-- START The input --
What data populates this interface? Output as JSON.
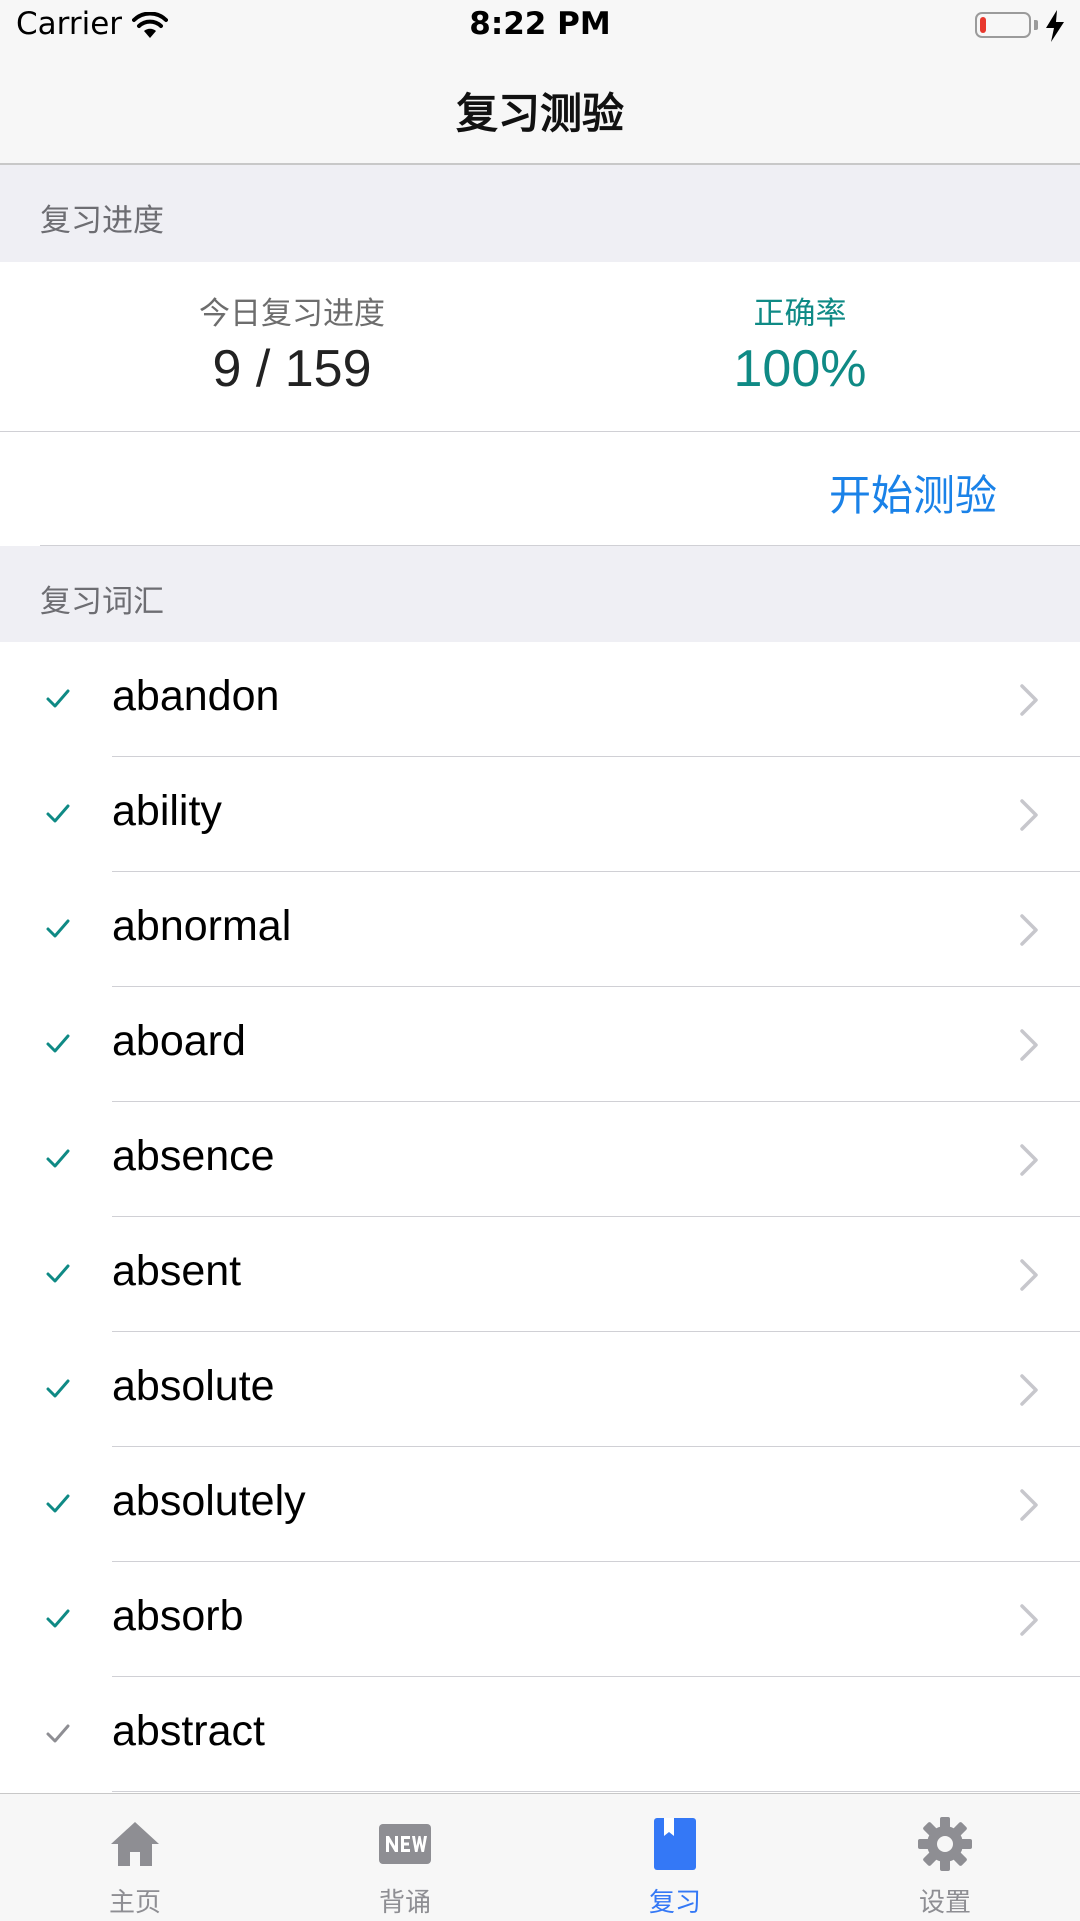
{
  "status_bar": {
    "carrier": "Carrier",
    "time": "8:22 PM",
    "battery_level": 0.12
  },
  "nav": {
    "title": "复习测验"
  },
  "progress_section": {
    "header": "复习进度",
    "today_label": "今日复习进度",
    "today_value": "9 / 159",
    "accuracy_label": "正确率",
    "accuracy_value": "100%",
    "start_button": "开始测验"
  },
  "words_section": {
    "header": "复习词汇",
    "items": [
      {
        "word": "abandon",
        "checked": true,
        "has_chevron": true
      },
      {
        "word": "ability",
        "checked": true,
        "has_chevron": true
      },
      {
        "word": "abnormal",
        "checked": true,
        "has_chevron": true
      },
      {
        "word": "aboard",
        "checked": true,
        "has_chevron": true
      },
      {
        "word": "absence",
        "checked": true,
        "has_chevron": true
      },
      {
        "word": "absent",
        "checked": true,
        "has_chevron": true
      },
      {
        "word": "absolute",
        "checked": true,
        "has_chevron": true
      },
      {
        "word": "absolutely",
        "checked": true,
        "has_chevron": true
      },
      {
        "word": "absorb",
        "checked": true,
        "has_chevron": true
      },
      {
        "word": "abstract",
        "checked": false,
        "has_chevron": false
      }
    ]
  },
  "tab_bar": {
    "tabs": [
      {
        "label": "主页",
        "icon": "home-icon"
      },
      {
        "label": "背诵",
        "icon": "new-badge-icon"
      },
      {
        "label": "复习",
        "icon": "bookmark-book-icon"
      },
      {
        "label": "设置",
        "icon": "gear-icon"
      }
    ],
    "active_index": 2
  },
  "colors": {
    "accent": "#0f8a85",
    "link": "#1a82e8",
    "tab_active": "#3478f6",
    "tab_inactive": "#8e8e93"
  }
}
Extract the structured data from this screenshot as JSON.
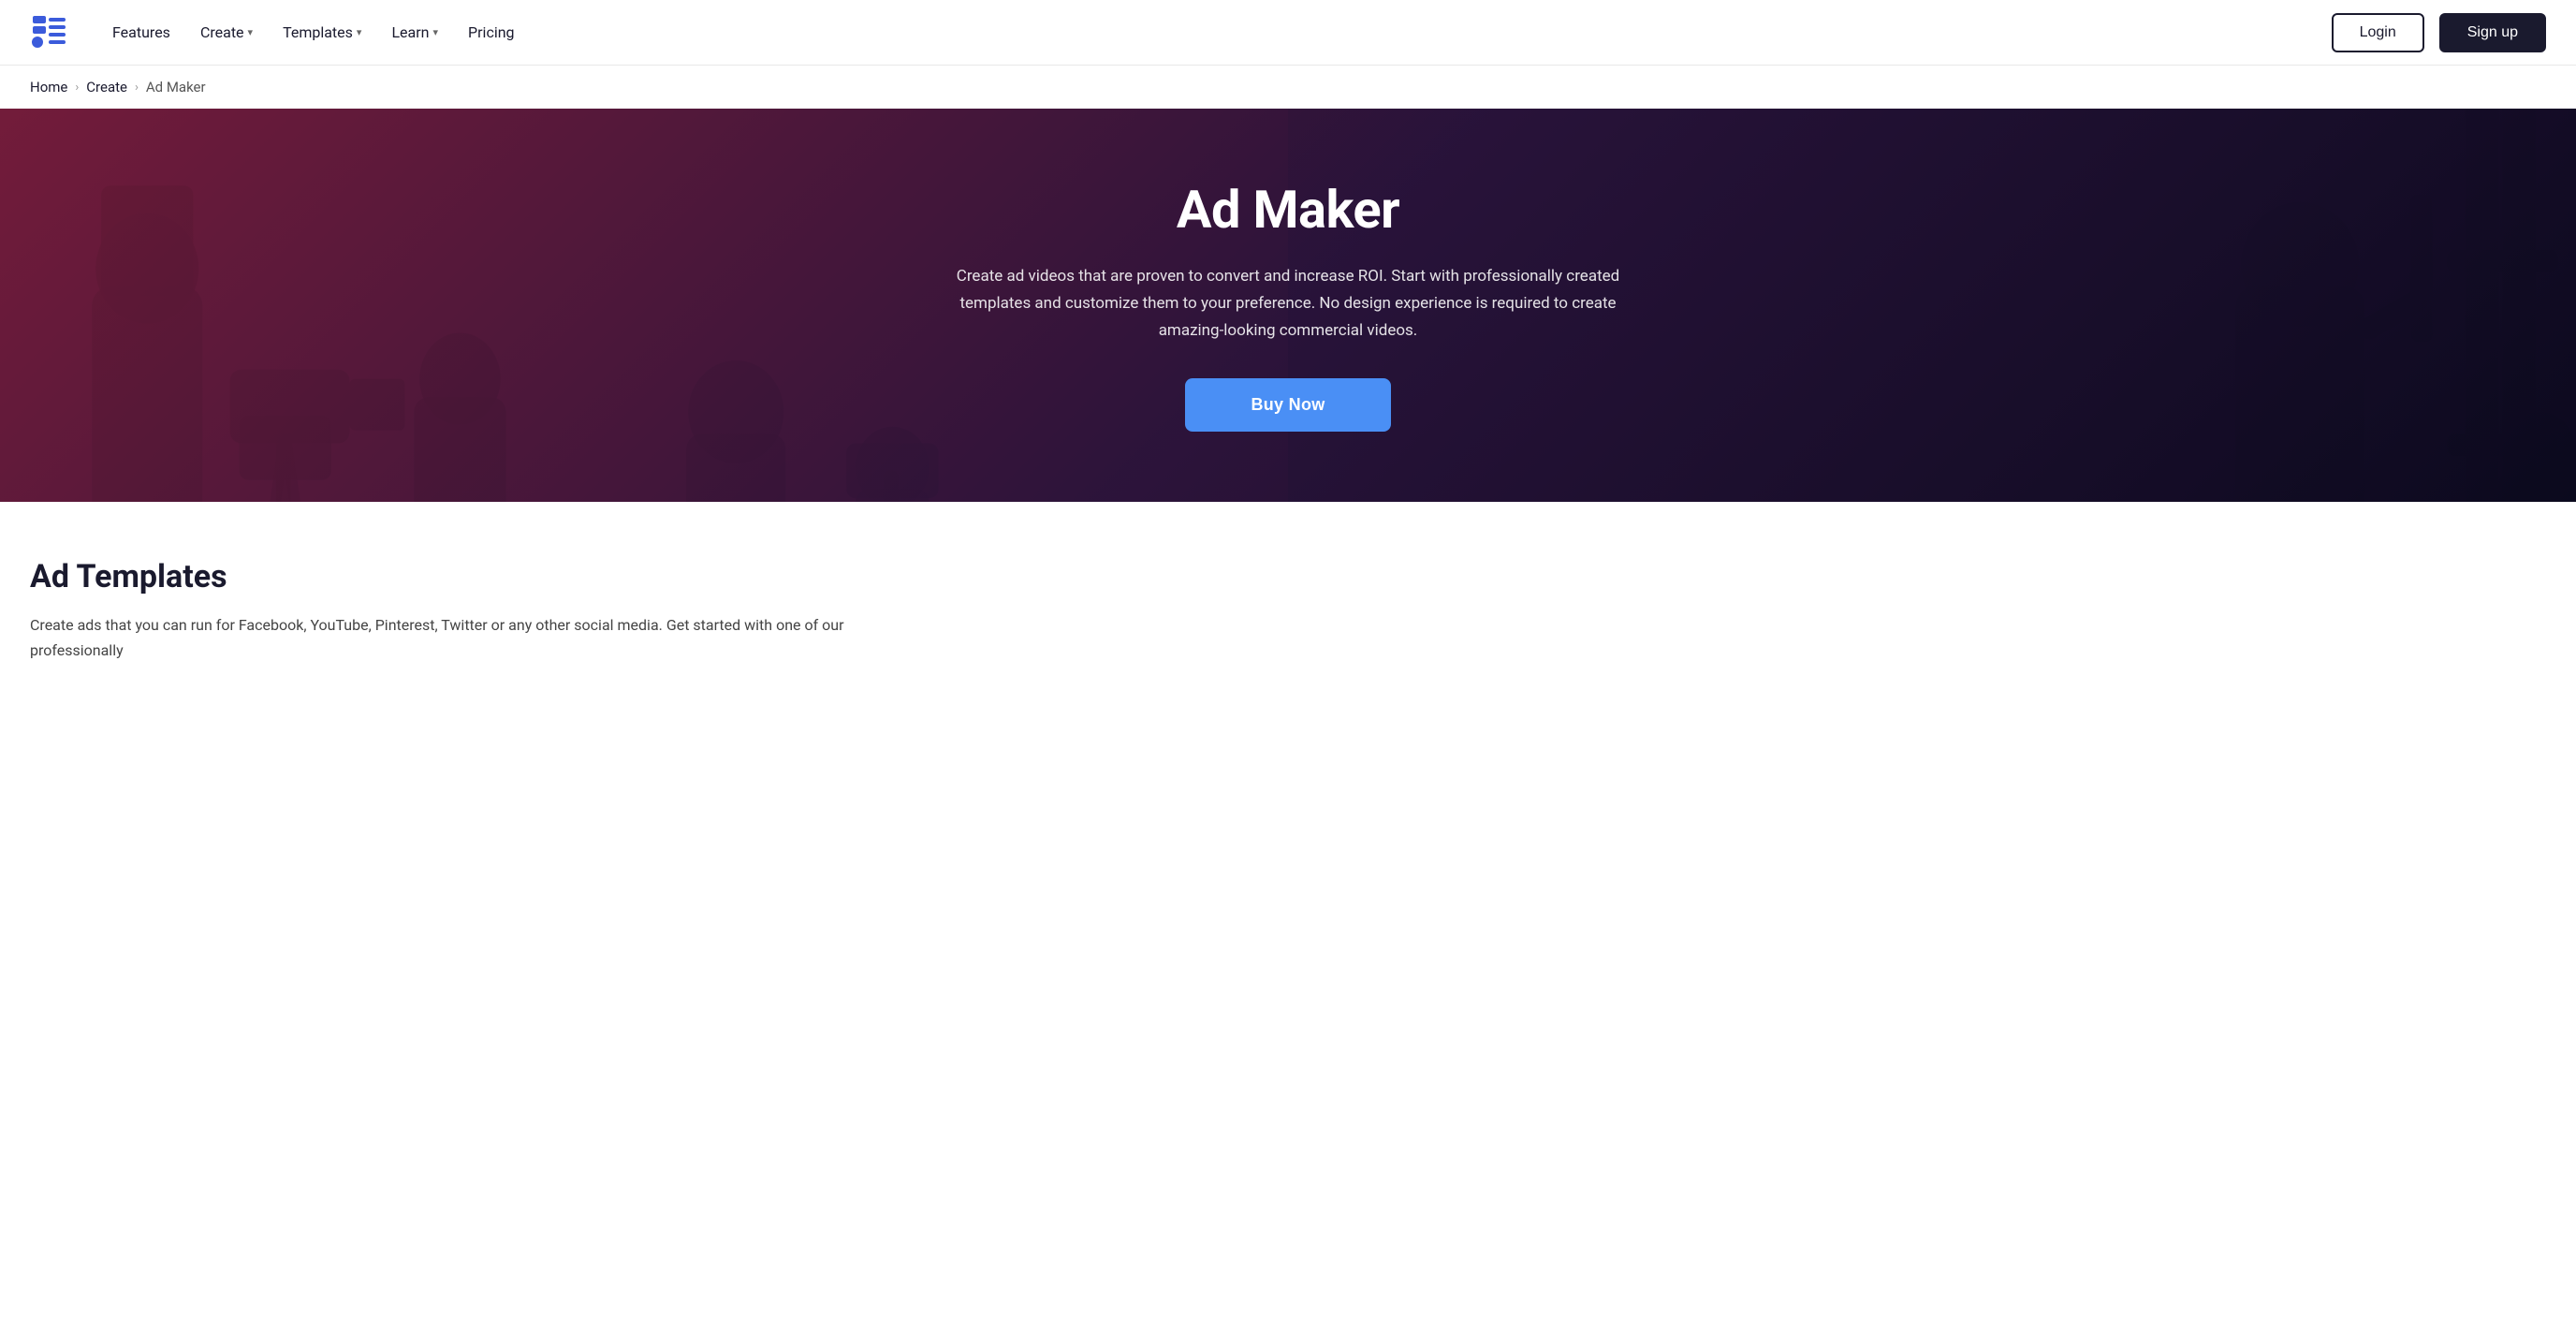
{
  "nav": {
    "features_label": "Features",
    "create_label": "Create",
    "templates_label": "Templates",
    "learn_label": "Learn",
    "pricing_label": "Pricing",
    "login_label": "Login",
    "signup_label": "Sign up"
  },
  "breadcrumb": {
    "home_label": "Home",
    "create_label": "Create",
    "current_label": "Ad Maker"
  },
  "hero": {
    "title": "Ad Maker",
    "description": "Create ad videos that are proven to convert and increase ROI. Start with professionally created templates and customize them to your preference. No design experience is required to create amazing-looking commercial videos.",
    "cta_label": "Buy Now"
  },
  "below_hero": {
    "section_title": "Ad Templates",
    "section_description": "Create ads that you can run for Facebook, YouTube, Pinterest, Twitter or any other social media. Get started with one of our professionally"
  }
}
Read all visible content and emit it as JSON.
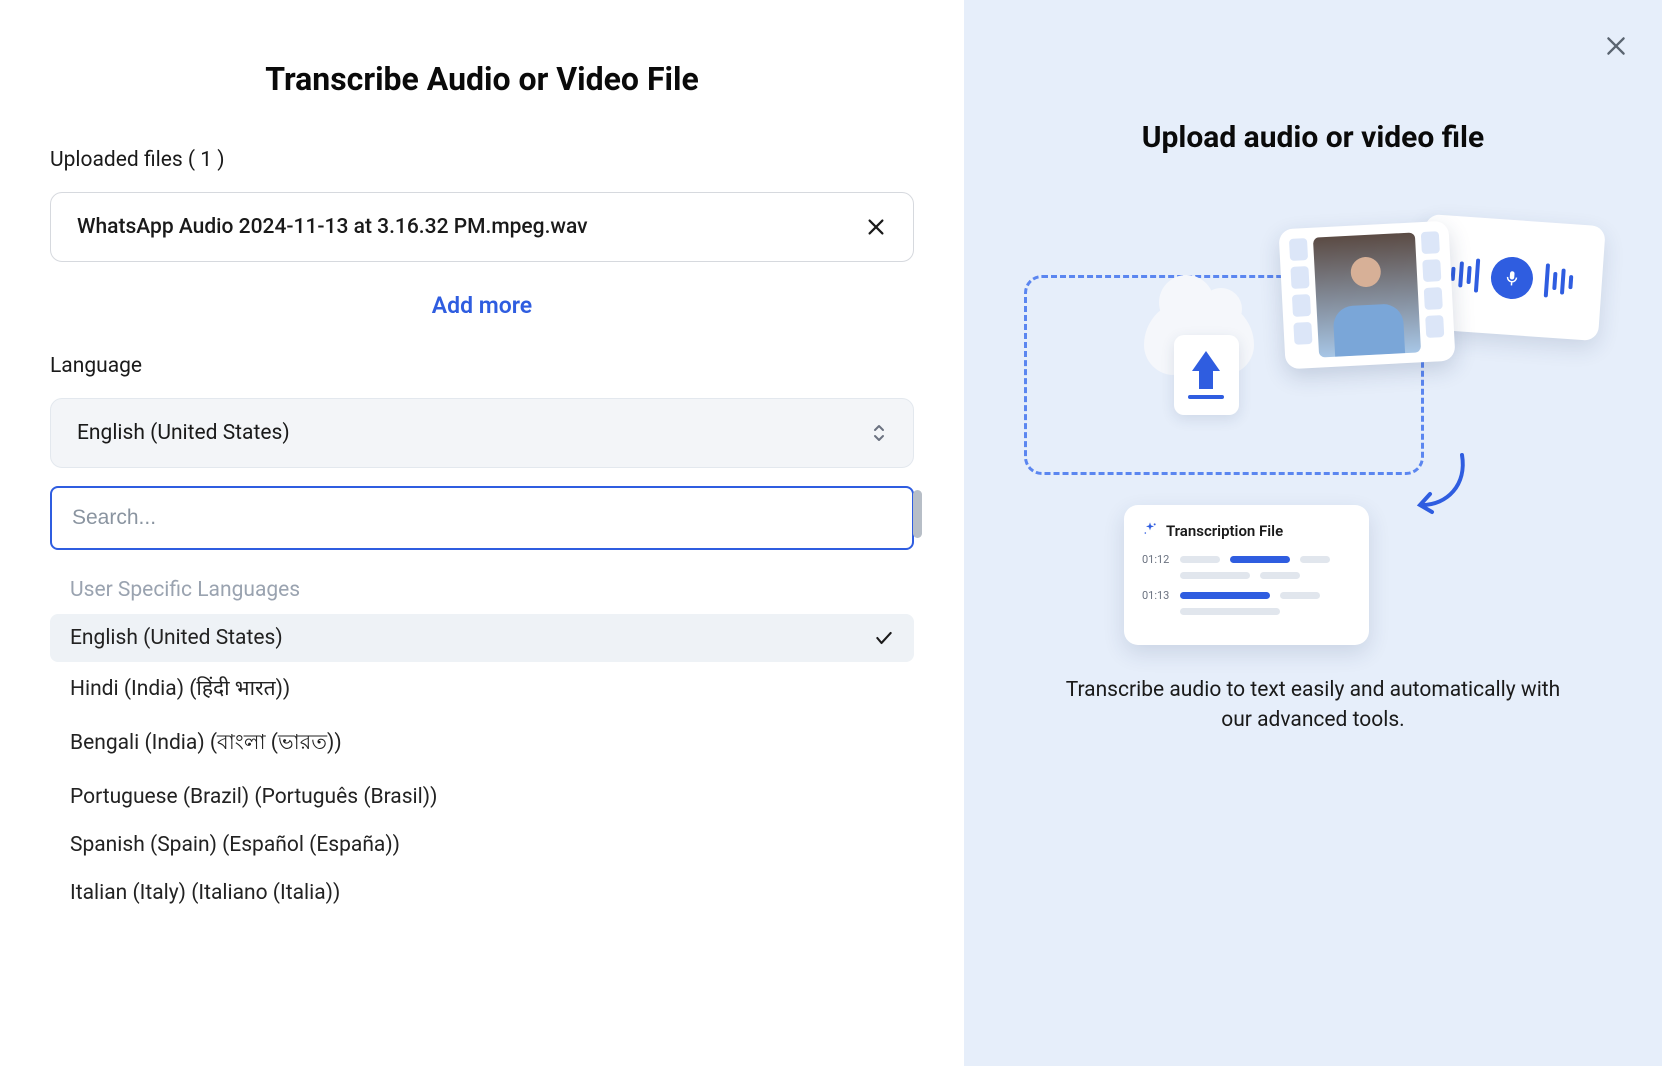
{
  "left": {
    "title": "Transcribe Audio or Video File",
    "uploaded_label": "Uploaded files ( 1 )",
    "file_name": "WhatsApp Audio 2024-11-13 at 3.16.32 PM.mpeg.wav",
    "add_more": "Add more",
    "language_label": "Language",
    "language_value": "English (United States)",
    "search_placeholder": "Search...",
    "section_label": "User Specific Languages",
    "options": [
      "English (United States)",
      "Hindi (India) (हिंदी भारत))",
      "Bengali (India) (বাংলা (ভারত))",
      "Portuguese (Brazil) (Português (Brasil))",
      "Spanish (Spain) (Español (España))",
      "Italian (Italy) (Italiano (Italia))"
    ],
    "selected_index": 0
  },
  "right": {
    "title": "Upload audio or video file",
    "illustration": {
      "trans_card_title": "Transcription File",
      "timestamps": [
        "01:12",
        "01:13"
      ]
    },
    "description": "Transcribe audio to text easily and automatically with our advanced tools."
  }
}
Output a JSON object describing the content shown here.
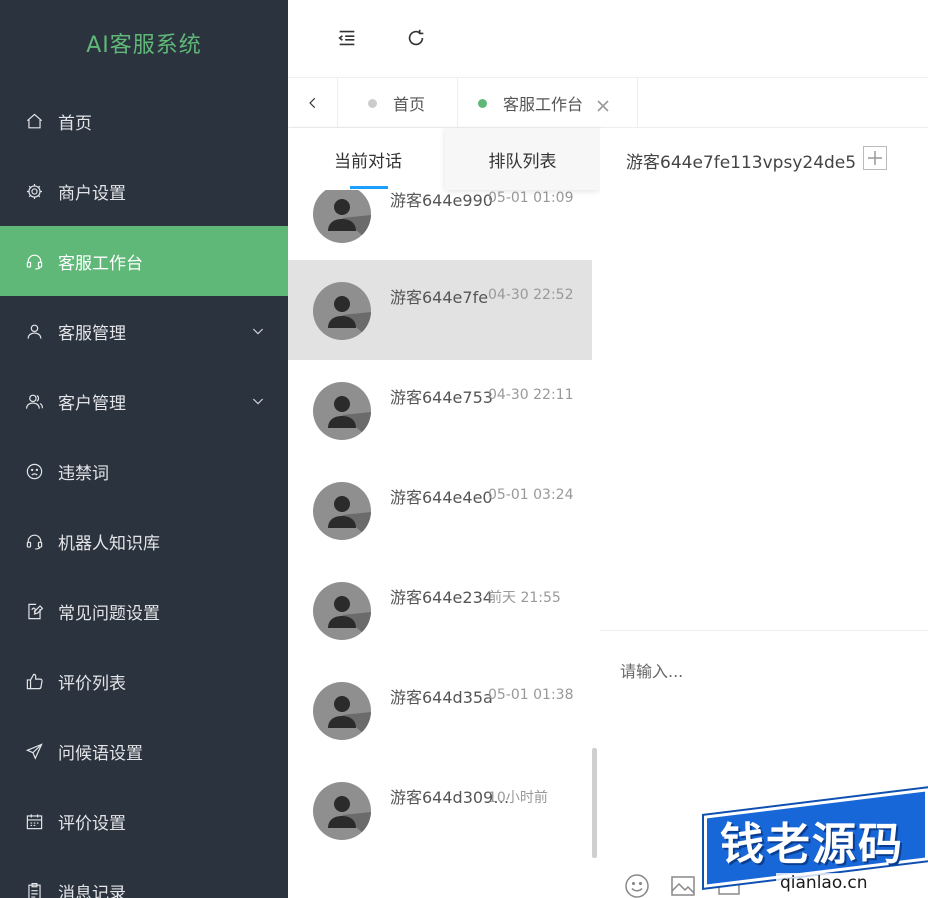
-- END The input --
**Short problem**
Return all the entries word for word, but omit any pictures they contain.

**Solution to this exercise**
What data populates this interface? Output as JSON.
{
  "status_bar": {
    "carrier": "Carrier",
    "time": "8:22 PM",
    "battery_level": 0.12
  },
  "nav": {
    "title": "复习测验"
  },
  "progress_section": {
    "header": "复习进度",
    "today_label": "今日复习进度",
    "today_value": "9 / 159",
    "accuracy_label": "正确率",
    "accuracy_value": "100%",
    "start_button": "开始测验"
  },
  "words_section": {
    "header": "复习词汇",
    "items": [
      {
        "word": "abandon",
        "checked": true,
        "has_chevron": true
      },
      {
        "word": "ability",
        "checked": true,
        "has_chevron": true
      },
      {
        "word": "abnormal",
        "checked": true,
        "has_chevron": true
      },
      {
        "word": "aboard",
        "checked": true,
        "has_chevron": true
      },
      {
        "word": "absence",
        "checked": true,
        "has_chevron": true
      },
      {
        "word": "absent",
        "checked": true,
        "has_chevron": true
      },
      {
        "word": "absolute",
        "checked": true,
        "has_chevron": true
      },
      {
        "word": "absolutely",
        "checked": true,
        "has_chevron": true
      },
      {
        "word": "absorb",
        "checked": true,
        "has_chevron": true
      },
      {
        "word": "abstract",
        "checked": false,
        "has_chevron": false
      }
    ]
  },
  "tab_bar": {
    "tabs": [
      {
        "label": "主页",
        "icon": "home-icon"
      },
      {
        "label": "背诵",
        "icon": "new-badge-icon"
      },
      {
        "label": "复习",
        "icon": "bookmark-book-icon"
      },
      {
        "label": "设置",
        "icon": "gear-icon"
      }
    ],
    "active_index": 2
  },
  "colors": {
    "accent": "#0f8a85",
    "link": "#1a82e8",
    "tab_active": "#3478f6",
    "tab_inactive": "#8e8e93"
  }
}
Extract the structured data from this screenshot as JSON.
{
  "nav": {
    "features_label": "Features",
    "create_label": "Create",
    "templates_label": "Templates",
    "learn_label": "Learn",
    "pricing_label": "Pricing",
    "login_label": "Login",
    "signup_label": "Sign up"
  },
  "breadcrumb": {
    "home_label": "Home",
    "create_label": "Create",
    "current_label": "Ad Maker"
  },
  "hero": {
    "title": "Ad Maker",
    "description": "Create ad videos that are proven to convert and increase ROI. Start with professionally created templates and customize them to your preference. No design experience is required to create amazing-looking commercial videos.",
    "cta_label": "Buy Now"
  },
  "below_hero": {
    "section_title": "Ad Templates",
    "section_description": "Create ads that you can run for Facebook, YouTube, Pinterest, Twitter or any other social media. Get started with one of our professionally"
  }
}
Read all visible content and emit it as JSON.
{
  "left": {
    "title": "Transcribe Audio or Video File",
    "uploaded_label": "Uploaded files ( 1 )",
    "file_name": "WhatsApp Audio 2024-11-13 at 3.16.32 PM.mpeg.wav",
    "add_more": "Add more",
    "language_label": "Language",
    "language_value": "English (United States)",
    "search_placeholder": "Search...",
    "section_label": "User Specific Languages",
    "options": [
      "English (United States)",
      "Hindi (India) (हिंदी भारत))",
      "Bengali (India) (বাংলা (ভারত))",
      "Portuguese (Brazil) (Português (Brasil))",
      "Spanish (Spain) (Español (España))",
      "Italian (Italy) (Italiano (Italia))"
    ],
    "selected_index": 0
  },
  "right": {
    "title": "Upload audio or video file",
    "illustration": {
      "trans_card_title": "Transcription File",
      "timestamps": [
        "01:12",
        "01:13"
      ]
    },
    "description": "Transcribe audio to text easily and automatically with our advanced tools."
  }
}
Output a JSON object describing the content shown here.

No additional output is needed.